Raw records
- - - - -
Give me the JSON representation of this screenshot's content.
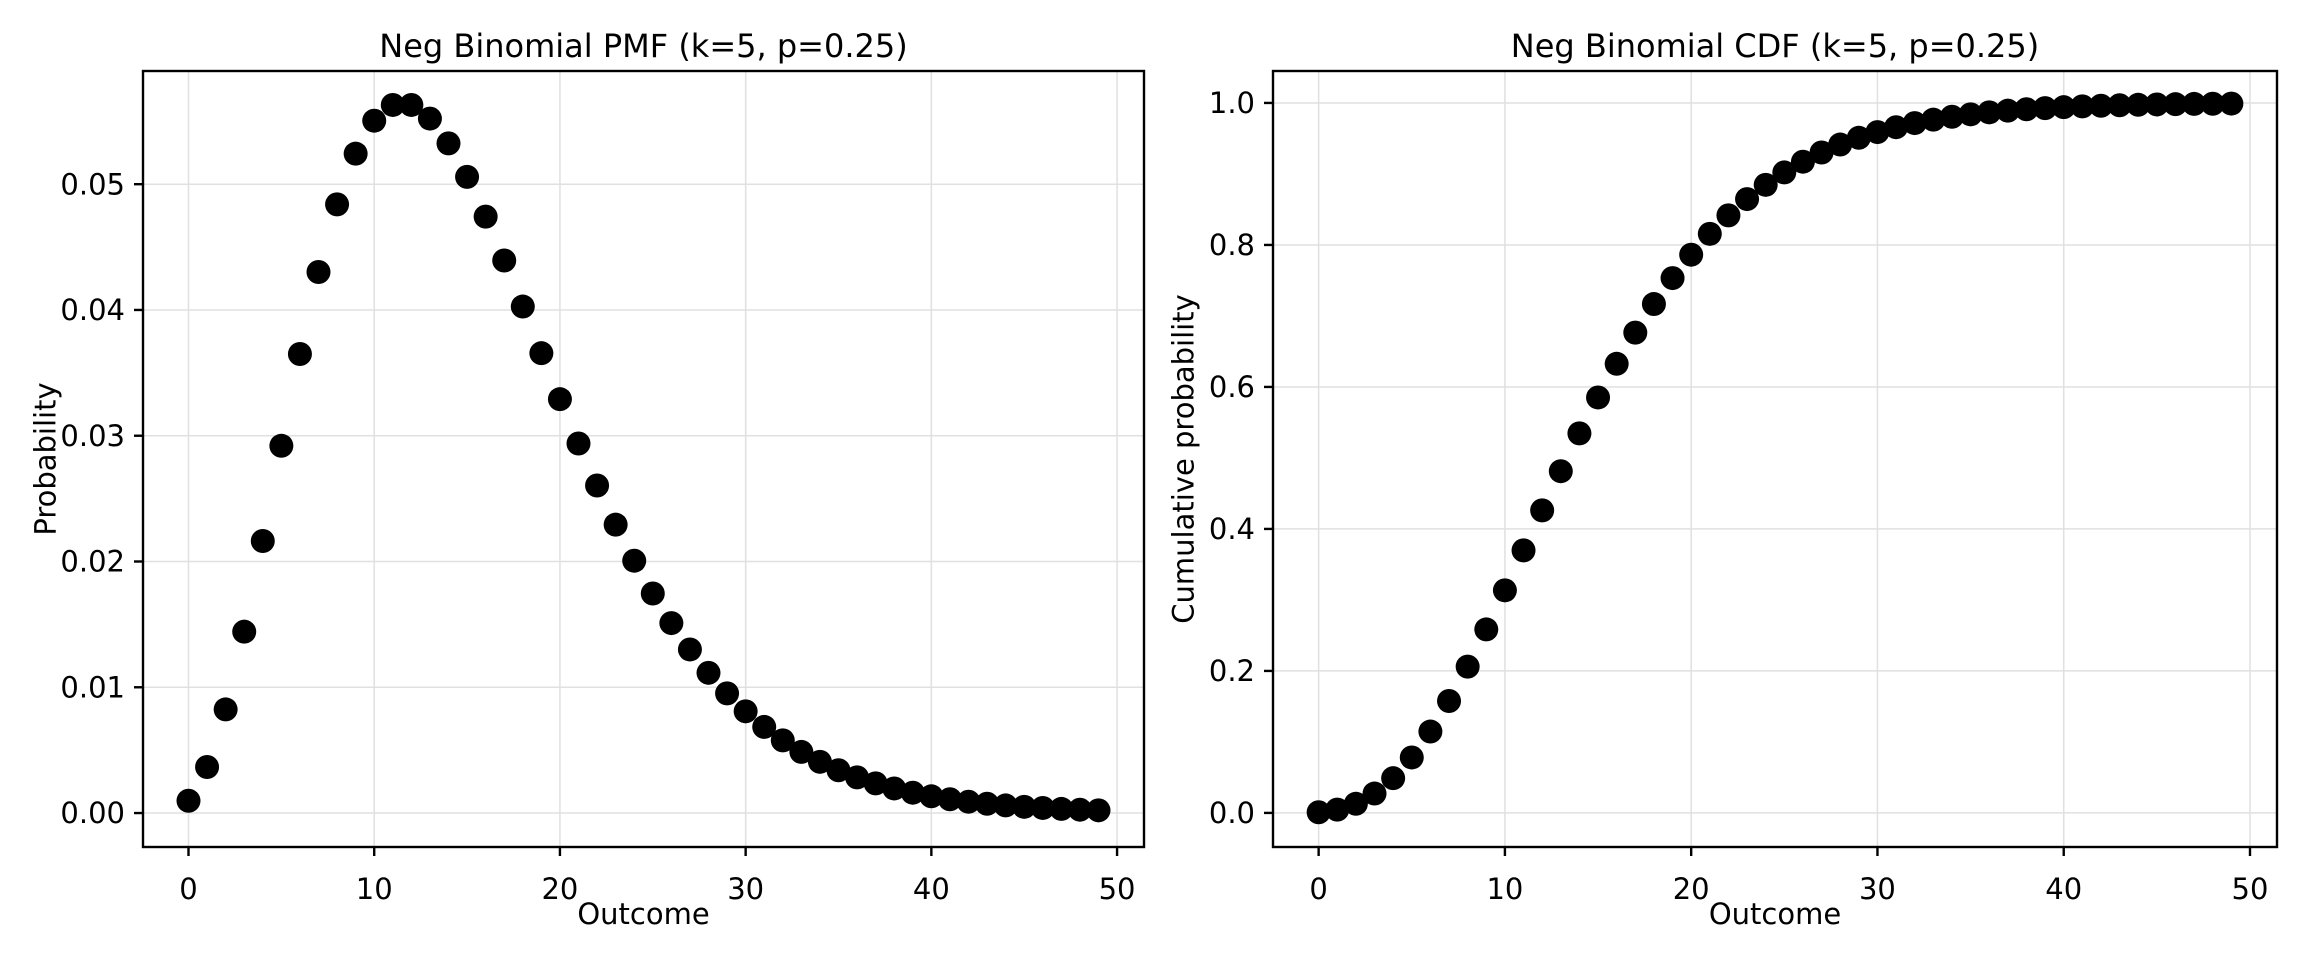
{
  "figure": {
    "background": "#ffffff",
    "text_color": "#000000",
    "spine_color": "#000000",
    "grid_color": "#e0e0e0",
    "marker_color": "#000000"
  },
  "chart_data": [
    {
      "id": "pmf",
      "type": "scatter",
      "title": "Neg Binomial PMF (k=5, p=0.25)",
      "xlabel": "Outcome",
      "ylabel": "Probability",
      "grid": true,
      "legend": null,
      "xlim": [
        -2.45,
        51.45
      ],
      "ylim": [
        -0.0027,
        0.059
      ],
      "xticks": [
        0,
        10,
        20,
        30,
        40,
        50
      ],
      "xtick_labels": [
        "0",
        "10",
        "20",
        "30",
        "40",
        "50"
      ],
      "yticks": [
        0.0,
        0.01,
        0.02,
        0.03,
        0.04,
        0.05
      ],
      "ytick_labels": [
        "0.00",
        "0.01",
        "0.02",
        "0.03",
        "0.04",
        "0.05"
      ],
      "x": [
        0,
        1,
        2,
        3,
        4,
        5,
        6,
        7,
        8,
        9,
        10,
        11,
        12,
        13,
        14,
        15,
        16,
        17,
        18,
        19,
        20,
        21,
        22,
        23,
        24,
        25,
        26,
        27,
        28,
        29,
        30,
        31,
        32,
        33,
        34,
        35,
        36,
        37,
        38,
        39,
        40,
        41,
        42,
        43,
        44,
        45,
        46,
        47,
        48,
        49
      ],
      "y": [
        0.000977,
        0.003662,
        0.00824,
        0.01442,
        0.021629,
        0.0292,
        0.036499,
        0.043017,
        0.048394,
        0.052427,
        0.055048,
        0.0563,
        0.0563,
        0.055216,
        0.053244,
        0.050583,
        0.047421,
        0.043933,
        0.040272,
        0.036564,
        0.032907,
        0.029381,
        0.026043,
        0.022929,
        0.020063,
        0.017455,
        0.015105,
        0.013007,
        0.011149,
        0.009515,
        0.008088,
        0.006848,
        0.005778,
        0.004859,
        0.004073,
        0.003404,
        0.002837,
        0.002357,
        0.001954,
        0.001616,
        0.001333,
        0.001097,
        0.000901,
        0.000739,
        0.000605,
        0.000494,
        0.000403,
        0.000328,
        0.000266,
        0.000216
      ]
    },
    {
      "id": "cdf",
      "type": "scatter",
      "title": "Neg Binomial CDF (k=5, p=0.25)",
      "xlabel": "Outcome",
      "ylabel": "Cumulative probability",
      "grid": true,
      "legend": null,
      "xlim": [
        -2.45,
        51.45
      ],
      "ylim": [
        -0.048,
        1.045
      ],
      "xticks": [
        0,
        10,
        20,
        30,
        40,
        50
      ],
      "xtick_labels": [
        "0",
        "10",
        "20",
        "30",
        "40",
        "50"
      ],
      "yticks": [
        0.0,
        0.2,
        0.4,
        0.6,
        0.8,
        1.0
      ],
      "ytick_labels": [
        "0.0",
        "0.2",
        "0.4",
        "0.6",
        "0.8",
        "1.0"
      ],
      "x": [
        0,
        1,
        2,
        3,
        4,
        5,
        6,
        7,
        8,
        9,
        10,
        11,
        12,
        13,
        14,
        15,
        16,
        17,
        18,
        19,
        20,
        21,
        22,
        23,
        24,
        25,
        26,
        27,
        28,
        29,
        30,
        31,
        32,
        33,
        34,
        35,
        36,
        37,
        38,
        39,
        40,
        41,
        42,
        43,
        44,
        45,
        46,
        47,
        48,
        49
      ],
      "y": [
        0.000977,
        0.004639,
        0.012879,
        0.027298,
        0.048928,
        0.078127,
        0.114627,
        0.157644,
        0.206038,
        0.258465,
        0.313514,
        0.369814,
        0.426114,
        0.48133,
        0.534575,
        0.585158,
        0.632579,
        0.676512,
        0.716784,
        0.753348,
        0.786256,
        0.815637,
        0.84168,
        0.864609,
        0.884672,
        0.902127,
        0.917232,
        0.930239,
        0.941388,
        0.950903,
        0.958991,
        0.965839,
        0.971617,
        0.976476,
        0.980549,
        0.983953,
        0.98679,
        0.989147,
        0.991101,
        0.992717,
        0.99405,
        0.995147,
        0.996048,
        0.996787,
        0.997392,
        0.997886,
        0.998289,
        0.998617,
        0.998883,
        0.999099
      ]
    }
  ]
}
- - - - -
§ **Given exercise**: Transcribe the material exactly, keeping every word and none of the pictures.

§ **Written response**:
Give me the JSON representation of this screenshot's content.
{
  "figure": {
    "background": "#ffffff",
    "text_color": "#000000",
    "spine_color": "#000000",
    "grid_color": "#e0e0e0",
    "marker_color": "#000000"
  },
  "chart_data": [
    {
      "id": "pmf",
      "type": "scatter",
      "title": "Neg Binomial PMF (k=5, p=0.25)",
      "xlabel": "Outcome",
      "ylabel": "Probability",
      "grid": true,
      "legend": null,
      "xlim": [
        -2.45,
        51.45
      ],
      "ylim": [
        -0.0027,
        0.059
      ],
      "xticks": [
        0,
        10,
        20,
        30,
        40,
        50
      ],
      "xtick_labels": [
        "0",
        "10",
        "20",
        "30",
        "40",
        "50"
      ],
      "yticks": [
        0.0,
        0.01,
        0.02,
        0.03,
        0.04,
        0.05
      ],
      "ytick_labels": [
        "0.00",
        "0.01",
        "0.02",
        "0.03",
        "0.04",
        "0.05"
      ],
      "x": [
        0,
        1,
        2,
        3,
        4,
        5,
        6,
        7,
        8,
        9,
        10,
        11,
        12,
        13,
        14,
        15,
        16,
        17,
        18,
        19,
        20,
        21,
        22,
        23,
        24,
        25,
        26,
        27,
        28,
        29,
        30,
        31,
        32,
        33,
        34,
        35,
        36,
        37,
        38,
        39,
        40,
        41,
        42,
        43,
        44,
        45,
        46,
        47,
        48,
        49
      ],
      "y": [
        0.000977,
        0.003662,
        0.00824,
        0.01442,
        0.021629,
        0.0292,
        0.036499,
        0.043017,
        0.048394,
        0.052427,
        0.055048,
        0.0563,
        0.0563,
        0.055216,
        0.053244,
        0.050583,
        0.047421,
        0.043933,
        0.040272,
        0.036564,
        0.032907,
        0.029381,
        0.026043,
        0.022929,
        0.020063,
        0.017455,
        0.015105,
        0.013007,
        0.011149,
        0.009515,
        0.008088,
        0.006848,
        0.005778,
        0.004859,
        0.004073,
        0.003404,
        0.002837,
        0.002357,
        0.001954,
        0.001616,
        0.001333,
        0.001097,
        0.000901,
        0.000739,
        0.000605,
        0.000494,
        0.000403,
        0.000328,
        0.000266,
        0.000216
      ]
    },
    {
      "id": "cdf",
      "type": "scatter",
      "title": "Neg Binomial CDF (k=5, p=0.25)",
      "xlabel": "Outcome",
      "ylabel": "Cumulative probability",
      "grid": true,
      "legend": null,
      "xlim": [
        -2.45,
        51.45
      ],
      "ylim": [
        -0.048,
        1.045
      ],
      "xticks": [
        0,
        10,
        20,
        30,
        40,
        50
      ],
      "xtick_labels": [
        "0",
        "10",
        "20",
        "30",
        "40",
        "50"
      ],
      "yticks": [
        0.0,
        0.2,
        0.4,
        0.6,
        0.8,
        1.0
      ],
      "ytick_labels": [
        "0.0",
        "0.2",
        "0.4",
        "0.6",
        "0.8",
        "1.0"
      ],
      "x": [
        0,
        1,
        2,
        3,
        4,
        5,
        6,
        7,
        8,
        9,
        10,
        11,
        12,
        13,
        14,
        15,
        16,
        17,
        18,
        19,
        20,
        21,
        22,
        23,
        24,
        25,
        26,
        27,
        28,
        29,
        30,
        31,
        32,
        33,
        34,
        35,
        36,
        37,
        38,
        39,
        40,
        41,
        42,
        43,
        44,
        45,
        46,
        47,
        48,
        49
      ],
      "y": [
        0.000977,
        0.004639,
        0.012879,
        0.027298,
        0.048928,
        0.078127,
        0.114627,
        0.157644,
        0.206038,
        0.258465,
        0.313514,
        0.369814,
        0.426114,
        0.48133,
        0.534575,
        0.585158,
        0.632579,
        0.676512,
        0.716784,
        0.753348,
        0.786256,
        0.815637,
        0.84168,
        0.864609,
        0.884672,
        0.902127,
        0.917232,
        0.930239,
        0.941388,
        0.950903,
        0.958991,
        0.965839,
        0.971617,
        0.976476,
        0.980549,
        0.983953,
        0.98679,
        0.989147,
        0.991101,
        0.992717,
        0.99405,
        0.995147,
        0.996048,
        0.996787,
        0.997392,
        0.997886,
        0.998289,
        0.998617,
        0.998883,
        0.999099
      ]
    }
  ]
}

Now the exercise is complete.